Saved data entries:
++++++
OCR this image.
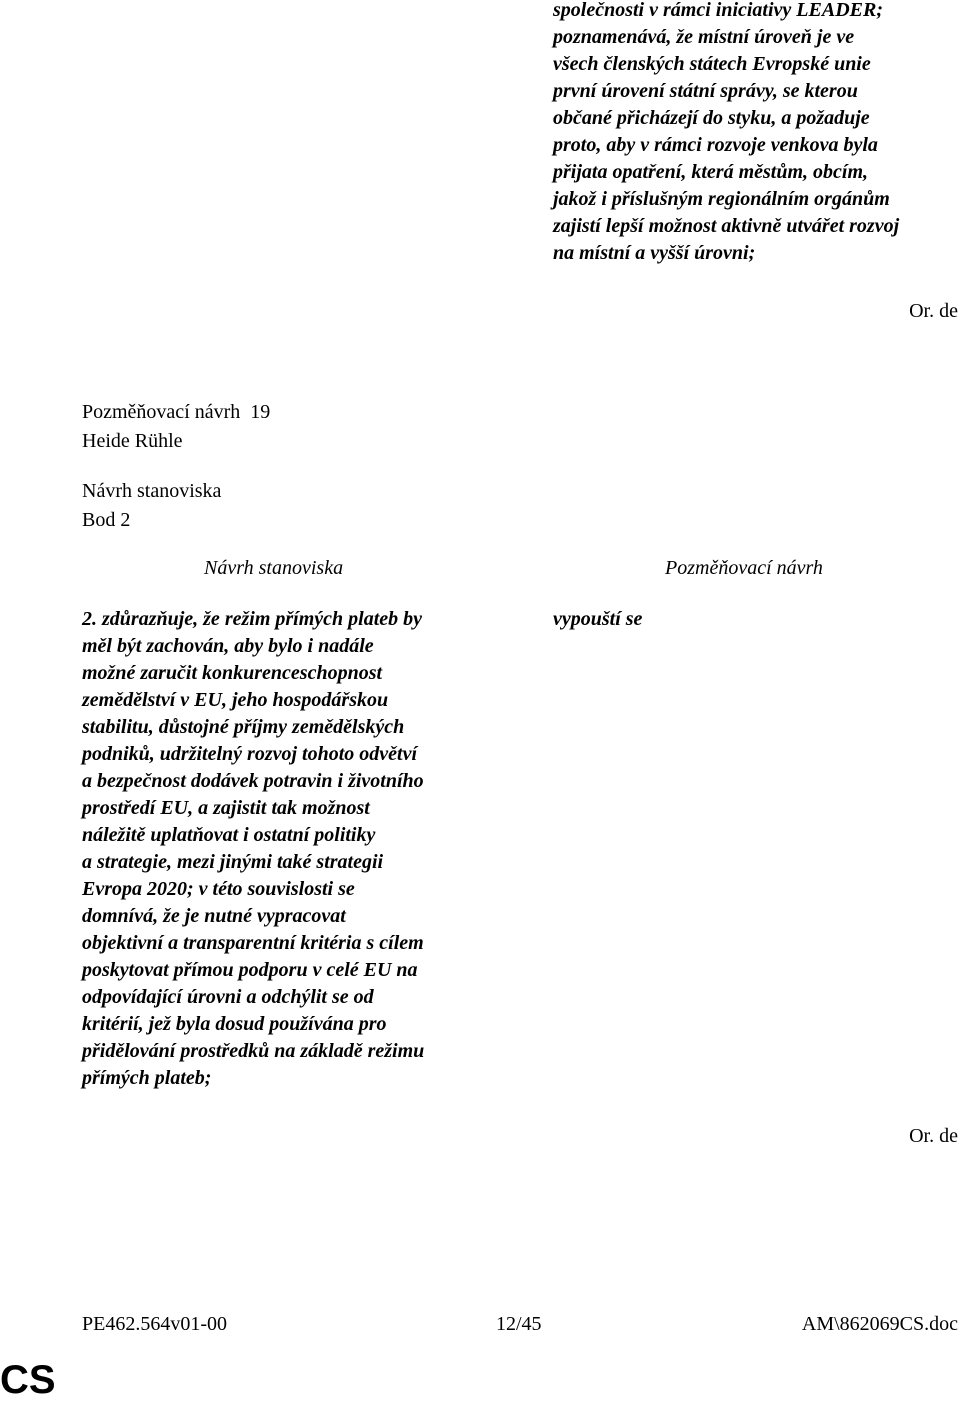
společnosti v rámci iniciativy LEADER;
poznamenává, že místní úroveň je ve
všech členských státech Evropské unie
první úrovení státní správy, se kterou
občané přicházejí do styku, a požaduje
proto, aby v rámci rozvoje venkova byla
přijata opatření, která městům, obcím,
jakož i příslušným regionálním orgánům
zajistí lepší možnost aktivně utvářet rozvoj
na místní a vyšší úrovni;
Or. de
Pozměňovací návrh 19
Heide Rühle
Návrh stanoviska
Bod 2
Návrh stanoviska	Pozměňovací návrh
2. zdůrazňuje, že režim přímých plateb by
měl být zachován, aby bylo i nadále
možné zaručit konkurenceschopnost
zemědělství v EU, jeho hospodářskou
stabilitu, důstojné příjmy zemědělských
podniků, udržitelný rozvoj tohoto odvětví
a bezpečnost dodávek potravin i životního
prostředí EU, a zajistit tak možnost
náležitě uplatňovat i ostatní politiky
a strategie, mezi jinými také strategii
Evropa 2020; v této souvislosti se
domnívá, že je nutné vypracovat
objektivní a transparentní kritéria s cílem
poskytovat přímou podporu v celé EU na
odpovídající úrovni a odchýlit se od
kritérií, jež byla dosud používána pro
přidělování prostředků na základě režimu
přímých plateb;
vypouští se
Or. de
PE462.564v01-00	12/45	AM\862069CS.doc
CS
++++++
*TO DO*:
Look through the data and show every line containing "rámci".

*ANSWER TO THIS TASK*:
společnosti v rámci iniciativy LEADER;
proto, aby v rámci rozvoje venkova byla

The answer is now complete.